> ITEMS
-=-=-
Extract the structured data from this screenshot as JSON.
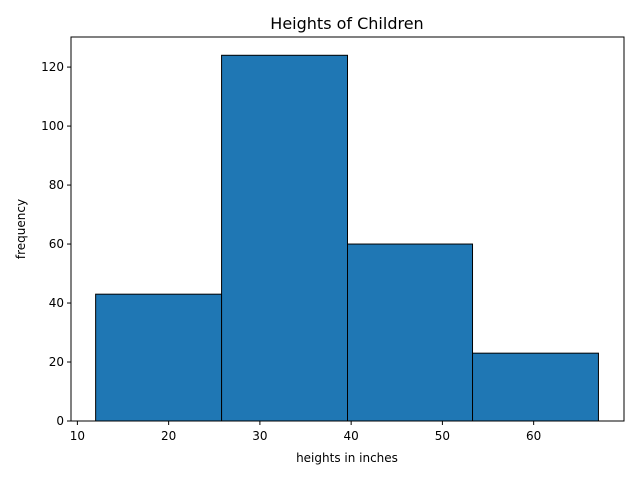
{
  "chart_data": {
    "type": "bar",
    "histogram": true,
    "title": "Heights of Children",
    "xlabel": "heights in inches",
    "ylabel": "frequency",
    "bins": [
      {
        "start": 12.0,
        "end": 25.8,
        "count": 43
      },
      {
        "start": 25.8,
        "end": 39.6,
        "count": 124
      },
      {
        "start": 39.6,
        "end": 53.3,
        "count": 60
      },
      {
        "start": 53.3,
        "end": 67.1,
        "count": 23
      }
    ],
    "xlim": [
      9.3,
      69.9
    ],
    "ylim": [
      0,
      130.2
    ],
    "xticks": [
      10,
      20,
      30,
      40,
      50,
      60
    ],
    "yticks": [
      0,
      20,
      40,
      60,
      80,
      100,
      120
    ],
    "grid": false,
    "bar_color": "#1f77b4",
    "edge_color": "#000000"
  }
}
-=-=-
> WHAT IS ASKED
From start to finish, output the listing exactly, but omit its pictures.

> COMPLETE OUTPUT
Extract the structured data from this screenshot as JSON.
{
  "chart_data": {
    "type": "bar",
    "histogram": true,
    "title": "Heights of Children",
    "xlabel": "heights in inches",
    "ylabel": "frequency",
    "bins": [
      {
        "start": 12.0,
        "end": 25.8,
        "count": 43
      },
      {
        "start": 25.8,
        "end": 39.6,
        "count": 124
      },
      {
        "start": 39.6,
        "end": 53.3,
        "count": 60
      },
      {
        "start": 53.3,
        "end": 67.1,
        "count": 23
      }
    ],
    "xlim": [
      9.3,
      69.9
    ],
    "ylim": [
      0,
      130.2
    ],
    "xticks": [
      10,
      20,
      30,
      40,
      50,
      60
    ],
    "yticks": [
      0,
      20,
      40,
      60,
      80,
      100,
      120
    ],
    "grid": false,
    "bar_color": "#1f77b4",
    "edge_color": "#000000"
  }
}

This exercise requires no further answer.